## EXERCISE GOAL
Which lines hold the word "Little"? Copy each of them from the material.

## SUPPLIED DATA
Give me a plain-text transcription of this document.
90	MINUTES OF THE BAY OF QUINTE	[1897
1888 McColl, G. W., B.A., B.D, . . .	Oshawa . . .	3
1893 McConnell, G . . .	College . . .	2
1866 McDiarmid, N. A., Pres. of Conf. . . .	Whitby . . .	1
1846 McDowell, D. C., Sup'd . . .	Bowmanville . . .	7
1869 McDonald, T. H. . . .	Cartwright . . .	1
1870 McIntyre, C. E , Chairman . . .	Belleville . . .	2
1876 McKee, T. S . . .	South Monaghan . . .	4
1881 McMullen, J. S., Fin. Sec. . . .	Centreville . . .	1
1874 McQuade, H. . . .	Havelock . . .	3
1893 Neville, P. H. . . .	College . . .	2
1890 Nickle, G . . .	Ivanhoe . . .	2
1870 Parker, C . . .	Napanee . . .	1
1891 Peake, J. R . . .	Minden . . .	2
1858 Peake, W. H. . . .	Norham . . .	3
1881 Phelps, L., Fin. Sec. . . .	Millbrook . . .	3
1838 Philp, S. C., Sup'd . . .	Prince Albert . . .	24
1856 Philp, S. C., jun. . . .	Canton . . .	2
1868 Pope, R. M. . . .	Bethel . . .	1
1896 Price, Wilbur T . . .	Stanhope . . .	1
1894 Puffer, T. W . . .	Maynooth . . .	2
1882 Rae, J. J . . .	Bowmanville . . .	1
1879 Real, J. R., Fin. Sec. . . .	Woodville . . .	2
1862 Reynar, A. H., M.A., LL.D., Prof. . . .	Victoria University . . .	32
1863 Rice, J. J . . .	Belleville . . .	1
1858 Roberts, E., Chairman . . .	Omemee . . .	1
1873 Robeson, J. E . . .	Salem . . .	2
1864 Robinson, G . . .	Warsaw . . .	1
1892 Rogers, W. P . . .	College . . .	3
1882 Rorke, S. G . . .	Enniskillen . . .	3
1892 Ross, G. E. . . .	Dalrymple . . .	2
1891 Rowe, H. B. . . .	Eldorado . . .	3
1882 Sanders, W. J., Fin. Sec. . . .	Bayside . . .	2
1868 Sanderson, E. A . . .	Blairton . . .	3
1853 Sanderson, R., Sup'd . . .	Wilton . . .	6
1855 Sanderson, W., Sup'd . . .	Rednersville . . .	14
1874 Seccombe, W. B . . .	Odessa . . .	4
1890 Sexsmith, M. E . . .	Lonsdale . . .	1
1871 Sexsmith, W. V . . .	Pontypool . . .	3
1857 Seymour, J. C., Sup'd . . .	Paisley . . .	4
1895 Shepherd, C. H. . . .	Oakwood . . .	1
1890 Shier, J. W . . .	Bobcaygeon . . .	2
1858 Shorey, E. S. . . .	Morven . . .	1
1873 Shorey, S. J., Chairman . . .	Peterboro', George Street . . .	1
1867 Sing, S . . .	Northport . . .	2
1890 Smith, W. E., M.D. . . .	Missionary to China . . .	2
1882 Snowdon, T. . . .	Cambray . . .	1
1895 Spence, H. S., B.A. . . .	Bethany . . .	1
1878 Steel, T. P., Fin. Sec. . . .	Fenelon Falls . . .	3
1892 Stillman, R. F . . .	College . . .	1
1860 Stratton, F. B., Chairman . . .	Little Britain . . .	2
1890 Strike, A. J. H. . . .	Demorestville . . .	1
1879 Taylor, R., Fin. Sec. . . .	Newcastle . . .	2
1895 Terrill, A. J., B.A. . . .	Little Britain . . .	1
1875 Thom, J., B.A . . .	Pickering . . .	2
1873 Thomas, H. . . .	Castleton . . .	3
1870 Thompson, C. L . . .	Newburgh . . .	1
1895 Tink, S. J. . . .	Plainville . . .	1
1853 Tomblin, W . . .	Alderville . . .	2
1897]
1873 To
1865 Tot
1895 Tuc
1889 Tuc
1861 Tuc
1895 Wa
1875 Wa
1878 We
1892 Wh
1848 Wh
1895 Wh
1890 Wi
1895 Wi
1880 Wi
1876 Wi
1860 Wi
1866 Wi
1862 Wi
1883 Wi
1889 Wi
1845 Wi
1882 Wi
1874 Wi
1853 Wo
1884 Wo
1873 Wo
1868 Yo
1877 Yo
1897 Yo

## TASK RESULT
1860 Stratton, F. B., Chairman . . .	Little Britain . . .	2
1895 Terrill, A. J., B.A. . . .	Little Britain . . .	1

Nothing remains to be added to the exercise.